From the material below, list every line containing "type".

Stored data
• • • •

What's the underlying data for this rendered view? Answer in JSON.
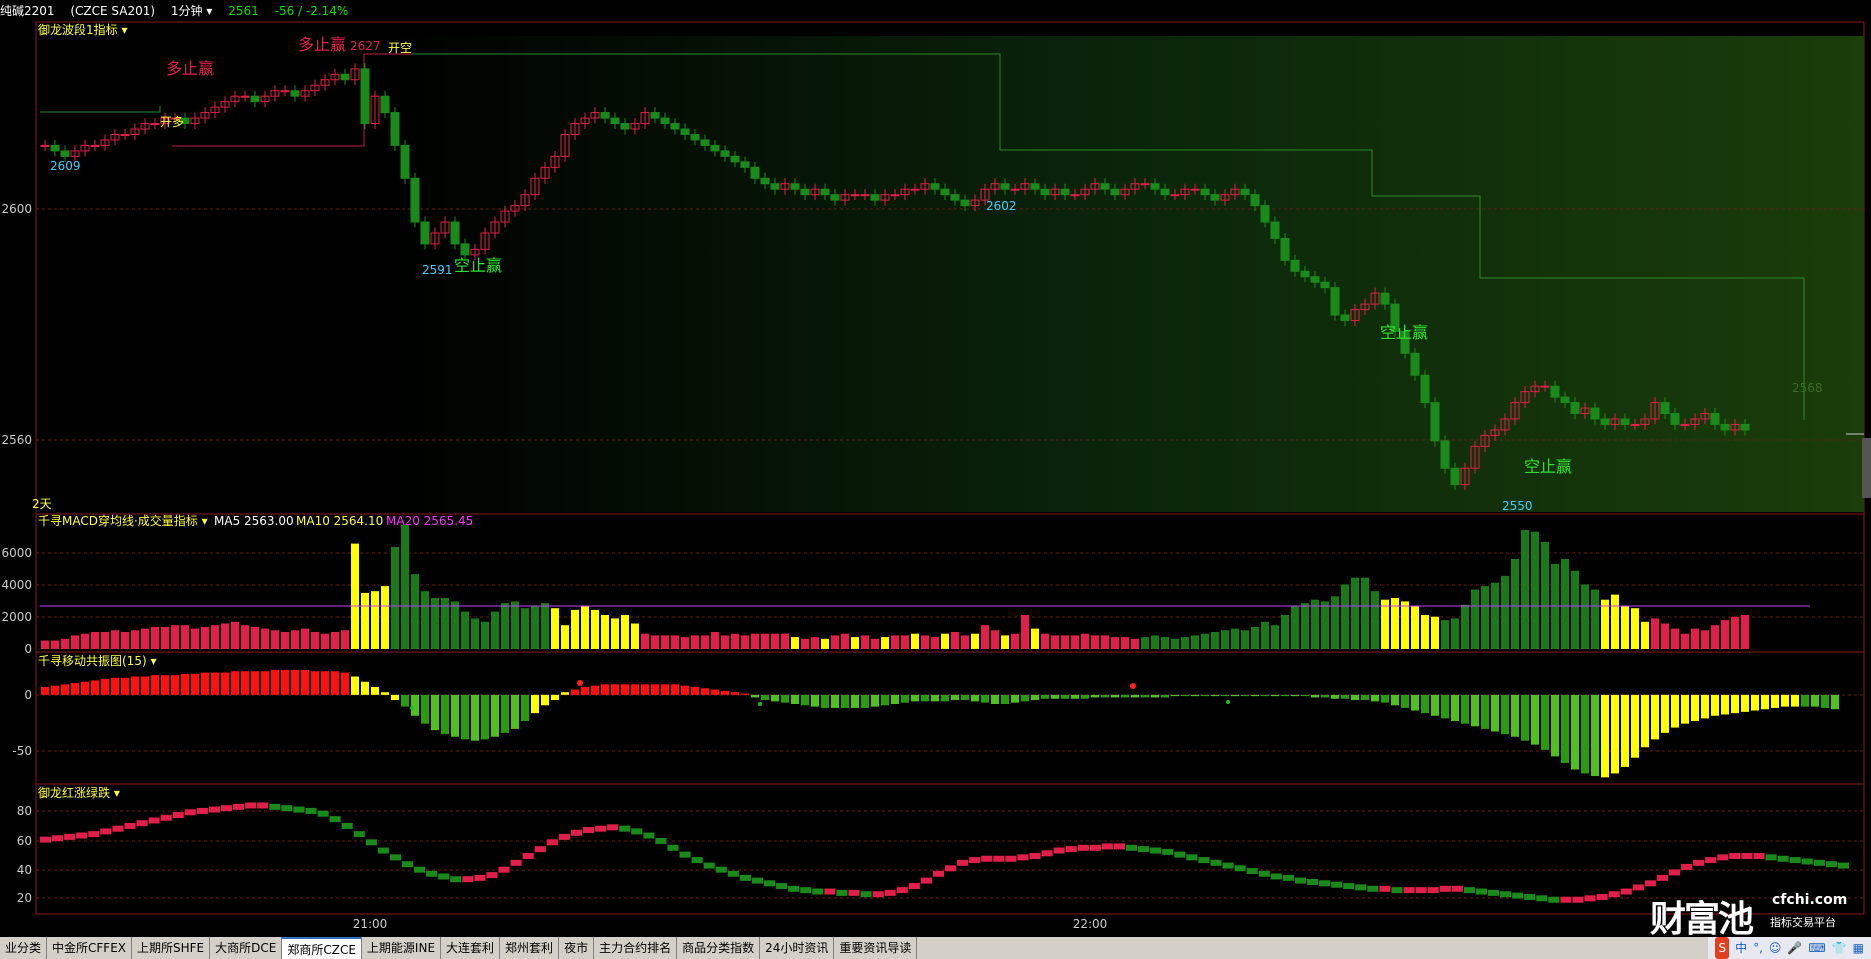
{
  "header": {
    "symbol": "纯碱2201",
    "code": "(CZCE SA201)",
    "period": "1分钟",
    "last": "2561",
    "change": "-56 / -2.14%"
  },
  "main_panel": {
    "indicator_title": "御龙波段1指标",
    "price_ticks": [
      "2600",
      "2560"
    ],
    "corner_label": "2天",
    "annotations": [
      {
        "text": "多止赢"
      },
      {
        "text": "多止赢"
      },
      {
        "text": "2627"
      },
      {
        "text": "开空"
      },
      {
        "text": "开多"
      },
      {
        "text": "2609"
      },
      {
        "text": "2591"
      },
      {
        "text": "空止赢"
      },
      {
        "text": "2602"
      },
      {
        "text": "空止赢"
      },
      {
        "text": "2568"
      },
      {
        "text": "空止赢"
      },
      {
        "text": "2550"
      }
    ]
  },
  "volume_panel": {
    "title": "千寻MACD穿均线·成交量指标",
    "ma5": "MA5 2563.00",
    "ma10": "MA10 2564.10",
    "ma20": "MA20 2565.45",
    "ticks": [
      "6000",
      "4000",
      "2000",
      "0"
    ]
  },
  "osc_panel": {
    "title": "千寻移动共振图(15)",
    "ticks": [
      "0",
      "-50"
    ]
  },
  "rg_panel": {
    "title": "御龙红涨绿跌",
    "ticks": [
      "80",
      "60",
      "40",
      "20"
    ]
  },
  "time_axis": [
    "21:00",
    "22:00"
  ],
  "tabs": [
    {
      "label": "业分类"
    },
    {
      "label": "中金所CFFEX"
    },
    {
      "label": "上期所SHFE"
    },
    {
      "label": "大商所DCE"
    },
    {
      "label": "郑商所CZCE"
    },
    {
      "label": "上期能源INE"
    },
    {
      "label": "大连套利"
    },
    {
      "label": "郑州套利"
    },
    {
      "label": "夜市"
    },
    {
      "label": "主力合约排名"
    },
    {
      "label": "商品分类指数"
    },
    {
      "label": "24小时资讯"
    },
    {
      "label": "重要资讯导读"
    }
  ],
  "tray": {
    "ime": "中"
  },
  "watermark": {
    "brand": "财富池",
    "url": "cfchi.com",
    "tagline": "指标交易平台"
  },
  "colors": {
    "up": "#e0204a",
    "down": "#1a8a1a",
    "yellow": "#ffff00",
    "cyan": "#40d0ff",
    "grid": "#7a1a1a"
  },
  "chart_data": [
    {
      "type": "candlestick",
      "y_range": [
        2545,
        2632
      ],
      "close": [
        2612,
        2611,
        2610,
        2611,
        2612,
        2612,
        2613,
        2614,
        2614,
        2615,
        2616,
        2616,
        2617,
        2617,
        2616,
        2617,
        2618,
        2619,
        2620,
        2621,
        2621,
        2620,
        2621,
        2622,
        2622,
        2621,
        2622,
        2623,
        2624,
        2625,
        2624,
        2626,
        2616,
        2621,
        2618,
        2612,
        2606,
        2598,
        2594,
        2596,
        2598,
        2594,
        2592,
        2593,
        2596,
        2598,
        2600,
        2601,
        2603,
        2606,
        2608,
        2610,
        2614,
        2616,
        2617,
        2618,
        2617,
        2616,
        2615,
        2616,
        2618,
        2617,
        2616,
        2615,
        2614,
        2613,
        2612,
        2611,
        2610,
        2609,
        2608,
        2606,
        2605,
        2604,
        2605,
        2604,
        2603,
        2604,
        2603,
        2602,
        2603,
        2603,
        2603,
        2602,
        2603,
        2603,
        2604,
        2604,
        2605,
        2604,
        2603,
        2602,
        2601,
        2602,
        2604,
        2605,
        2604,
        2604,
        2605,
        2604,
        2603,
        2604,
        2603,
        2603,
        2604,
        2605,
        2604,
        2603,
        2604,
        2605,
        2605,
        2604,
        2603,
        2603,
        2604,
        2604,
        2603,
        2602,
        2603,
        2604,
        2603,
        2601,
        2598,
        2595,
        2591,
        2589,
        2588,
        2587,
        2586,
        2581,
        2580,
        2582,
        2583,
        2585,
        2583,
        2578,
        2574,
        2570,
        2565,
        2558,
        2553,
        2550,
        2553,
        2557,
        2559,
        2560,
        2562,
        2565,
        2567,
        2568,
        2568,
        2566,
        2565,
        2563,
        2564,
        2562,
        2561,
        2562,
        2561,
        2561,
        2562,
        2565,
        2563,
        2561,
        2561,
        2562,
        2563,
        2561,
        2560,
        2561,
        2560
      ]
    },
    {
      "type": "bar",
      "y_range": [
        0,
        7000
      ],
      "values": [
        500,
        500,
        600,
        800,
        900,
        1000,
        1000,
        1100,
        1000,
        1100,
        1200,
        1300,
        1300,
        1400,
        1400,
        1200,
        1300,
        1400,
        1500,
        1600,
        1400,
        1300,
        1200,
        1100,
        1000,
        1100,
        1200,
        1000,
        900,
        1000,
        1100,
        6200,
        3300,
        3400,
        3700,
        6000,
        7300,
        4400,
        3400,
        3000,
        3000,
        2800,
        2200,
        1800,
        1600,
        2200,
        2700,
        2800,
        2400,
        2500,
        2700,
        2400,
        1400,
        2300,
        2500,
        2300,
        2000,
        1800,
        2000,
        1500,
        900,
        800,
        800,
        800,
        700,
        800,
        800,
        1000,
        800,
        900,
        800,
        900,
        900,
        900,
        900,
        700,
        600,
        700,
        600,
        800,
        900,
        700,
        800,
        600,
        700,
        800,
        800,
        900,
        800,
        700,
        900,
        1000,
        800,
        900,
        1400,
        1100,
        800,
        900,
        2000,
        1200,
        900,
        800,
        800,
        800,
        900,
        800,
        800,
        700,
        700,
        600,
        700,
        800,
        700,
        600,
        700,
        800,
        900,
        1000,
        1100,
        1200,
        1100,
        1300,
        1600,
        1400,
        2000,
        2500,
        2700,
        2900,
        2800,
        3100,
        3800,
        4200,
        4200,
        3400,
        2900,
        3000,
        2800,
        2500,
        2000,
        1900,
        1700,
        1800,
        2600,
        3500,
        3700,
        3900,
        4300,
        5300,
        7000,
        6900,
        6300,
        5000,
        5300,
        4600,
        3800,
        3500,
        2900,
        3200,
        2500,
        2400,
        1600,
        1800,
        1500,
        1200,
        900,
        1200,
        1100,
        1400,
        1700,
        1900,
        2000
      ]
    },
    {
      "type": "bar",
      "y_range": [
        -65,
        22
      ],
      "values": [
        6,
        7,
        8,
        9,
        10,
        11,
        12,
        13,
        13,
        14,
        14,
        15,
        15,
        15,
        16,
        16,
        17,
        17,
        17,
        18,
        18,
        18,
        18,
        19,
        19,
        19,
        19,
        18,
        18,
        18,
        17,
        14,
        10,
        6,
        2,
        -4,
        -9,
        -16,
        -22,
        -27,
        -30,
        -32,
        -34,
        -35,
        -34,
        -32,
        -29,
        -26,
        -20,
        -14,
        -8,
        -4,
        2,
        4,
        6,
        7,
        8,
        8,
        8,
        8,
        8,
        8,
        8,
        8,
        7,
        6,
        5,
        4,
        3,
        2,
        1,
        -2,
        -4,
        -5,
        -6,
        -7,
        -8,
        -9,
        -10,
        -10,
        -10,
        -10,
        -10,
        -9,
        -8,
        -7,
        -6,
        -5,
        -5,
        -5,
        -5,
        -4,
        -4,
        -5,
        -6,
        -7,
        -7,
        -6,
        -5,
        -4,
        -3,
        -3,
        -3,
        -3,
        -3,
        -2,
        -2,
        -2,
        -2,
        -2,
        -2,
        -2,
        -2,
        -1,
        -1,
        -1,
        -1,
        -1,
        -1,
        -1,
        -1,
        -1,
        -1,
        -1,
        -1,
        -1,
        -1,
        -2,
        -2,
        -3,
        -3,
        -4,
        -4,
        -5,
        -6,
        -8,
        -10,
        -12,
        -14,
        -16,
        -18,
        -20,
        -22,
        -24,
        -26,
        -28,
        -30,
        -32,
        -35,
        -38,
        -42,
        -47,
        -52,
        -57,
        -60,
        -62,
        -63,
        -60,
        -55,
        -48,
        -40,
        -34,
        -29,
        -25,
        -22,
        -20,
        -18,
        -16,
        -15,
        -14,
        -13,
        -12,
        -11,
        -10,
        -9,
        -9,
        -9,
        -9,
        -10,
        -11
      ]
    },
    {
      "type": "line",
      "y_range": [
        10,
        92
      ],
      "values": [
        63,
        64,
        65,
        66,
        67,
        69,
        71,
        73,
        75,
        77,
        79,
        81,
        83,
        84,
        85,
        86,
        87,
        88,
        88,
        87,
        86,
        85,
        84,
        82,
        78,
        73,
        67,
        61,
        55,
        50,
        45,
        41,
        38,
        36,
        34,
        34,
        35,
        37,
        41,
        46,
        51,
        56,
        61,
        65,
        68,
        70,
        71,
        72,
        71,
        69,
        66,
        62,
        57,
        52,
        48,
        44,
        41,
        38,
        35,
        33,
        31,
        29,
        27,
        26,
        25,
        25,
        24,
        24,
        23,
        23,
        24,
        26,
        29,
        33,
        38,
        42,
        46,
        48,
        49,
        49,
        49,
        50,
        51,
        53,
        55,
        56,
        57,
        57,
        58,
        58,
        57,
        56,
        55,
        54,
        52,
        50,
        48,
        46,
        44,
        42,
        40,
        38,
        36,
        35,
        33,
        32,
        31,
        30,
        29,
        28,
        27,
        27,
        26,
        26,
        26,
        26,
        27,
        27,
        26,
        25,
        24,
        23,
        22,
        21,
        20,
        19,
        19,
        19,
        20,
        21,
        23,
        25,
        28,
        31,
        35,
        39,
        43,
        46,
        48,
        50,
        51,
        51,
        51,
        50,
        49,
        48,
        47,
        46,
        45,
        44
      ]
    }
  ]
}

• • • •

SOLUTION TO THIS TASK:
      "type": "candlestick",
      "type": "bar",
      "type": "bar",
      "type": "line",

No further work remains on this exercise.